- _TASK DESCRIPTION_
Retype the entries from the line containing "Localize each UI" up to and including the line containing "plot-area: 30000 37500", keeping every character unchanged.

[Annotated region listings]
----------------

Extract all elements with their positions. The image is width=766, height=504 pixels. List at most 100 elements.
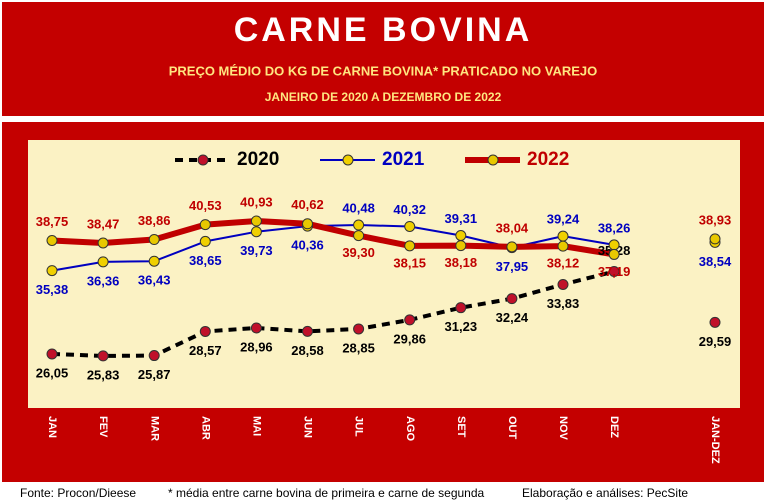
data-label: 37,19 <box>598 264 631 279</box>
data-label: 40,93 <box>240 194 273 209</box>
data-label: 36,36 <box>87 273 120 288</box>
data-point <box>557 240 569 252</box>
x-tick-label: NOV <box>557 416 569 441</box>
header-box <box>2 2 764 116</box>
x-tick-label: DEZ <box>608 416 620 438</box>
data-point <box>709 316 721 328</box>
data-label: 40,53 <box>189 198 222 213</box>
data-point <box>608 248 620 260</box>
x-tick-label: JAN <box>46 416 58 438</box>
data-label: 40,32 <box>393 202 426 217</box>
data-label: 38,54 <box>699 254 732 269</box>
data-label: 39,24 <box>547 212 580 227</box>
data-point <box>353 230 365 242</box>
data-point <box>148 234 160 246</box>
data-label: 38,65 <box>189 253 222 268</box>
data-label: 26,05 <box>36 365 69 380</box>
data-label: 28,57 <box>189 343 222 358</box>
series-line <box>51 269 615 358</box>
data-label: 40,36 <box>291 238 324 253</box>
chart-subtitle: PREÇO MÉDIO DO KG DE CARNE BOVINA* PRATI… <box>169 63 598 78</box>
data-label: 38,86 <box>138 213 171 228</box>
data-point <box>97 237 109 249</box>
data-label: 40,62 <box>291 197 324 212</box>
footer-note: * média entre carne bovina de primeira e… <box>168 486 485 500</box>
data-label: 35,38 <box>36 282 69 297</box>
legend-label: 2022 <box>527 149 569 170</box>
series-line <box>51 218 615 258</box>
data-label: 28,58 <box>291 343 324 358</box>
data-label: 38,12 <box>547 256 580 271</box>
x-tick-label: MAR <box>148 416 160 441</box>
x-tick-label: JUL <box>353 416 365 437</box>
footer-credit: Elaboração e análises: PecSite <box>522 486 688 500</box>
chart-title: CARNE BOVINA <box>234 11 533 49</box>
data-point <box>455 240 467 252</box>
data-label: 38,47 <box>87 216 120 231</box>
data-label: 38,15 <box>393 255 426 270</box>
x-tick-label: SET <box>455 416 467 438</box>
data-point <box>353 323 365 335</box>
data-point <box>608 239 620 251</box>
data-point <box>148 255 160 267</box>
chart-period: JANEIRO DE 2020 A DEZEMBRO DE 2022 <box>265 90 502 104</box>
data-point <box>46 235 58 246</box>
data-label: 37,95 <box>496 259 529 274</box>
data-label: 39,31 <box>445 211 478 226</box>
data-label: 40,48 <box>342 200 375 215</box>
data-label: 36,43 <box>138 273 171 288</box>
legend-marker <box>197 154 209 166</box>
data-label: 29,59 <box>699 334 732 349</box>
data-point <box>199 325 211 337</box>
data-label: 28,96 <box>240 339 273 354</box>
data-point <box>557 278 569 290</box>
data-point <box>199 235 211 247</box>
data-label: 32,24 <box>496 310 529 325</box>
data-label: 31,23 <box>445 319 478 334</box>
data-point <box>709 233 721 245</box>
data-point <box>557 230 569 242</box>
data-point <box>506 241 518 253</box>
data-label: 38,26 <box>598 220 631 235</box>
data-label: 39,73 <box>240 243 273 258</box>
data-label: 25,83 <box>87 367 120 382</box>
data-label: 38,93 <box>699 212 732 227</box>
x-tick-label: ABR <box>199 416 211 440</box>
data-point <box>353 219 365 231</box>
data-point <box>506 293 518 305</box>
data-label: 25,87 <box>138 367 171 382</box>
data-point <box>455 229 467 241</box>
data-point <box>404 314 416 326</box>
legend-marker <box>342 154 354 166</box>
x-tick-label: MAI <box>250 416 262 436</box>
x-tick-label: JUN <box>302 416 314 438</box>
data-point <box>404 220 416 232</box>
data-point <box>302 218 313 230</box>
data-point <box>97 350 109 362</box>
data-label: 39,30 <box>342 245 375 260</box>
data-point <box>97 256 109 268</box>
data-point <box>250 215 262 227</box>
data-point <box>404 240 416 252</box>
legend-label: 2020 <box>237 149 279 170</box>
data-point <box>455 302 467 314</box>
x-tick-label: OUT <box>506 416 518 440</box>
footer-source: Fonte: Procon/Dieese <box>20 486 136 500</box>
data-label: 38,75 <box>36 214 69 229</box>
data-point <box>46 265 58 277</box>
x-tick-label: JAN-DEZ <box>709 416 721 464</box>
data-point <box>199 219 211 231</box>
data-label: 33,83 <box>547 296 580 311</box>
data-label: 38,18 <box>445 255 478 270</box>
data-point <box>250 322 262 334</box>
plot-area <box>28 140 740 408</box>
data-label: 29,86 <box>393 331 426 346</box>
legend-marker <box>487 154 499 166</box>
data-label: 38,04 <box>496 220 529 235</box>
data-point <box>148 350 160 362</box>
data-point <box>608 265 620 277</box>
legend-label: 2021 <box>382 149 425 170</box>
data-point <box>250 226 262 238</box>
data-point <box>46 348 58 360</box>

----------------

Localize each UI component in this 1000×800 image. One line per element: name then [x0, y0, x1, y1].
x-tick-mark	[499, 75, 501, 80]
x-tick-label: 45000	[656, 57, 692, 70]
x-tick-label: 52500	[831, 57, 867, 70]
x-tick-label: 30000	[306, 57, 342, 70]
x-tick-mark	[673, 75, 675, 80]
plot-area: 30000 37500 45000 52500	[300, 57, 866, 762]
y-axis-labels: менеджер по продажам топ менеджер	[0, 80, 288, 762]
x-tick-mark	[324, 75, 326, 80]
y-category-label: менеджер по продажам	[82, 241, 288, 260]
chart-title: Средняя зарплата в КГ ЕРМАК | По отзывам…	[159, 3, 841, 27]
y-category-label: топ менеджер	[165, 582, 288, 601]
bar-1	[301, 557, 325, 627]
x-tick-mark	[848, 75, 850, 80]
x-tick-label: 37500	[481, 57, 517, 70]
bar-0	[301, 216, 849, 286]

----------------

- _ANSWER BELOW_
Localize each UI component in this 1000×800 image. One line per element: name then [x0, y0, x1, y1].
x-tick-mark	[499, 75, 501, 80]
x-tick-label: 45000	[656, 57, 692, 70]
x-tick-label: 52500	[831, 57, 867, 70]
x-tick-label: 30000	[306, 57, 342, 70]
x-tick-mark	[673, 75, 675, 80]
plot-area: 30000 37500 45000 52500	[300, 57, 866, 762]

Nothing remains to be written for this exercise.